| Directions |
Every entry that follows needs to be repeated exactly.
☆ ☆ ☆ ☆ ☆
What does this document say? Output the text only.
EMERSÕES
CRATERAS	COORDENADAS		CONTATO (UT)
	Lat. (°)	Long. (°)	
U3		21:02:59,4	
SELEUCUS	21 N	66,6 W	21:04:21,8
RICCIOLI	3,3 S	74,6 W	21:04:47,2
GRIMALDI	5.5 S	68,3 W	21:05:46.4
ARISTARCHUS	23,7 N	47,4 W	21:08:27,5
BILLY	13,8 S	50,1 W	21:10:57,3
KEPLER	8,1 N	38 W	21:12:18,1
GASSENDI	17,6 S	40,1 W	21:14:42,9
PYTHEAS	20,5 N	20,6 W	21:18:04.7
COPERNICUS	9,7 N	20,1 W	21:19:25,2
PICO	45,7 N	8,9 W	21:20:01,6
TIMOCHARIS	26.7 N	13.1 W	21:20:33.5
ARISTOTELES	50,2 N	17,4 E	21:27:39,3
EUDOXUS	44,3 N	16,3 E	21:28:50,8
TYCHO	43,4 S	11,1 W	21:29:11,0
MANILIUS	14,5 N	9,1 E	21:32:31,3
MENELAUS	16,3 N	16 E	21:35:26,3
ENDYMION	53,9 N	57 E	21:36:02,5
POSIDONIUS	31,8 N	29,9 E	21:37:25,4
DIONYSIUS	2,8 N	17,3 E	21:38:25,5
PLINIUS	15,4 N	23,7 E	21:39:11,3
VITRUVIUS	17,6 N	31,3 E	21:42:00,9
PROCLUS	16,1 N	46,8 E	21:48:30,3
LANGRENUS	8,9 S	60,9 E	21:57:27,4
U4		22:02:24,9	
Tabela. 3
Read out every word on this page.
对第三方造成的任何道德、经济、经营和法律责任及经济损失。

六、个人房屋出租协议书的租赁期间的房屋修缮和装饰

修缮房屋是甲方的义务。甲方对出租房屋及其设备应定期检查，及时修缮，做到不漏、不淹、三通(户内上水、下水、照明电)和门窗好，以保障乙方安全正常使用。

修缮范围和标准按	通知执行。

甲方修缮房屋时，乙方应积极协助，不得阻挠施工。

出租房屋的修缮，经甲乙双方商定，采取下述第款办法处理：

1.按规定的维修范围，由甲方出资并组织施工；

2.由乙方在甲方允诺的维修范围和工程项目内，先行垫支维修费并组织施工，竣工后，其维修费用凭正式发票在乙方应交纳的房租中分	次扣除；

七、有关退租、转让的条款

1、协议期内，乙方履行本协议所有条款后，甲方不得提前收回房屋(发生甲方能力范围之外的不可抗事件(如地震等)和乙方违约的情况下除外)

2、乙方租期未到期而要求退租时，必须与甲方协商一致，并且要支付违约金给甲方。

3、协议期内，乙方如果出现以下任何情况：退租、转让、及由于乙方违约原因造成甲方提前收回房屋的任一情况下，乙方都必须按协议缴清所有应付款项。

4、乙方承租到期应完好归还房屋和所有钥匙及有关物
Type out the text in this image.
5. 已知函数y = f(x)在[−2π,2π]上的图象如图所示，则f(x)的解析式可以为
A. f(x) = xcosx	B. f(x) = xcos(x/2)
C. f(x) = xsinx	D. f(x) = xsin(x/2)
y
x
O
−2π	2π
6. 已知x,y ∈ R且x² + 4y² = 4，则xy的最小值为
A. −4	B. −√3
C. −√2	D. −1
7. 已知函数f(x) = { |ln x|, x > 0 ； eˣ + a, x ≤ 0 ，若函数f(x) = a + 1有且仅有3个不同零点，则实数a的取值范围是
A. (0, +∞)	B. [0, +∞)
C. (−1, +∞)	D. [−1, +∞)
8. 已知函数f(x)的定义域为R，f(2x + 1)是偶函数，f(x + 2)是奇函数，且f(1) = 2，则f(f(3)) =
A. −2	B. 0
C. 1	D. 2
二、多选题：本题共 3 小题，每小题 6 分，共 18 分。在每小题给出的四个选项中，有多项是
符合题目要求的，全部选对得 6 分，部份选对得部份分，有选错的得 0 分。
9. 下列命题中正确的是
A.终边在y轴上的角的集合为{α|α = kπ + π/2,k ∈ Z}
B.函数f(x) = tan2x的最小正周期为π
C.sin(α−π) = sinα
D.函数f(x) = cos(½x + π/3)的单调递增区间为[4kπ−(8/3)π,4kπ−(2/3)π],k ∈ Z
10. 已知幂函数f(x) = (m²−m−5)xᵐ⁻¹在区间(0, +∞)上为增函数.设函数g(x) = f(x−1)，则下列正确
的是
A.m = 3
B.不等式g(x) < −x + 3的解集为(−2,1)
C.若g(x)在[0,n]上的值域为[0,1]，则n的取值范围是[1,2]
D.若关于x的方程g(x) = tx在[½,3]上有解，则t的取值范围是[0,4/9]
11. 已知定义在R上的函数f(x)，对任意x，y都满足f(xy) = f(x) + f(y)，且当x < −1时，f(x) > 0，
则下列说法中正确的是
☆ ☆ ☆ ☆ ☆
| Response |
What does this document say? Output the text only.
EMERSÕES
CRATERAS	COORDENADAS		CONTATO (UT)
	Lat. (°)	Long. (°)	
U3		21:02:59,4	
SELEUCUS	21 N	66,6 W	21:04:21,8
RICCIOLI	3,3 S	74,6 W	21:04:47,2
GRIMALDI	5.5 S	68,3 W	21:05:46.4
ARISTARCHUS	23,7 N	47,4 W	21:08:27,5
BILLY	13,8 S	50,1 W	21:10:57,3
KEPLER	8,1 N	38 W	21:12:18,1
GASSENDI	17,6 S	40,1 W	21:14:42,9
PYTHEAS	20,5 N	20,6 W	21:18:04.7
COPERNICUS	9,7 N	20,1 W	21:19:25,2
PICO	45,7 N	8,9 W	21:20:01,6
TIMOCHARIS	26.7 N	13.1 W	21:20:33.5
ARISTOTELES	50,2 N	17,4 E	21:27:39,3
EUDOXUS	44,3 N	16,3 E	21:28:50,8
TYCHO	43,4 S	11,1 W	21:29:11,0
MANILIUS	14,5 N	9,1 E	21:32:31,3
MENELAUS	16,3 N	16 E	21:35:26,3
ENDYMION	53,9 N	57 E	21:36:02,5
POSIDONIUS	31,8 N	29,9 E	21:37:25,4
DIONYSIUS	2,8 N	17,3 E	21:38:25,5
PLINIUS	15,4 N	23,7 E	21:39:11,3
VITRUVIUS	17,6 N	31,3 E	21:42:00,9
PROCLUS	16,1 N	46,8 E	21:48:30,3
LANGRENUS	8,9 S	60,9 E	21:57:27,4
U4		22:02:24,9	
Tabela. 3
Read out every word on this page.
对第三方造成的任何道德、经济、经营和法律责任及经济损失。

六、个人房屋出租协议书的租赁期间的房屋修缮和装饰

修缮房屋是甲方的义务。甲方对出租房屋及其设备应定期检查，及时修缮，做到不漏、不淹、三通(户内上水、下水、照明电)和门窗好，以保障乙方安全正常使用。

修缮范围和标准按	通知执行。

甲方修缮房屋时，乙方应积极协助，不得阻挠施工。

出租房屋的修缮，经甲乙双方商定，采取下述第款办法处理：

1.按规定的维修范围，由甲方出资并组织施工；

2.由乙方在甲方允诺的维修范围和工程项目内，先行垫支维修费并组织施工，竣工后，其维修费用凭正式发票在乙方应交纳的房租中分	次扣除；

七、有关退租、转让的条款

1、协议期内，乙方履行本协议所有条款后，甲方不得提前收回房屋(发生甲方能力范围之外的不可抗事件(如地震等)和乙方违约的情况下除外)

2、乙方租期未到期而要求退租时，必须与甲方协商一致，并且要支付违约金给甲方。

3、协议期内，乙方如果出现以下任何情况：退租、转让、及由于乙方违约原因造成甲方提前收回房屋的任一情况下，乙方都必须按协议缴清所有应付款项。

4、乙方承租到期应完好归还房屋和所有钥匙及有关物
Type out the text in this image.
5. 已知函数y = f(x)在[−2π,2π]上的图象如图所示，则f(x)的解析式可以为
A. f(x) = xcosx	B. f(x) = xcos(x/2)
C. f(x) = xsinx	D. f(x) = xsin(x/2)
y
x
O
−2π	2π
6. 已知x,y ∈ R且x² + 4y² = 4，则xy的最小值为
A. −4	B. −√3
C. −√2	D. −1
7. 已知函数f(x) = { |ln x|, x > 0 ； eˣ + a, x ≤ 0 ，若函数f(x) = a + 1有且仅有3个不同零点，则实数a的取值范围是
A. (0, +∞)	B. [0, +∞)
C. (−1, +∞)	D. [−1, +∞)
8. 已知函数f(x)的定义域为R，f(2x + 1)是偶函数，f(x + 2)是奇函数，且f(1) = 2，则f(f(3)) =
A. −2	B. 0
C. 1	D. 2
二、多选题：本题共 3 小题，每小题 6 分，共 18 分。在每小题给出的四个选项中，有多项是
符合题目要求的，全部选对得 6 分，部份选对得部份分，有选错的得 0 分。
9. 下列命题中正确的是
A.终边在y轴上的角的集合为{α|α = kπ + π/2,k ∈ Z}
B.函数f(x) = tan2x的最小正周期为π
C.sin(α−π) = sinα
D.函数f(x) = cos(½x + π/3)的单调递增区间为[4kπ−(8/3)π,4kπ−(2/3)π],k ∈ Z
10. 已知幂函数f(x) = (m²−m−5)xᵐ⁻¹在区间(0, +∞)上为增函数.设函数g(x) = f(x−1)，则下列正确
的是
A.m = 3
B.不等式g(x) < −x + 3的解集为(−2,1)
C.若g(x)在[0,n]上的值域为[0,1]，则n的取值范围是[1,2]
D.若关于x的方程g(x) = tx在[½,3]上有解，则t的取值范围是[0,4/9]
11. 已知定义在R上的函数f(x)，对任意x，y都满足f(xy) = f(x) + f(y)，且当x < −1时，f(x) > 0，
则下列说法中正确的是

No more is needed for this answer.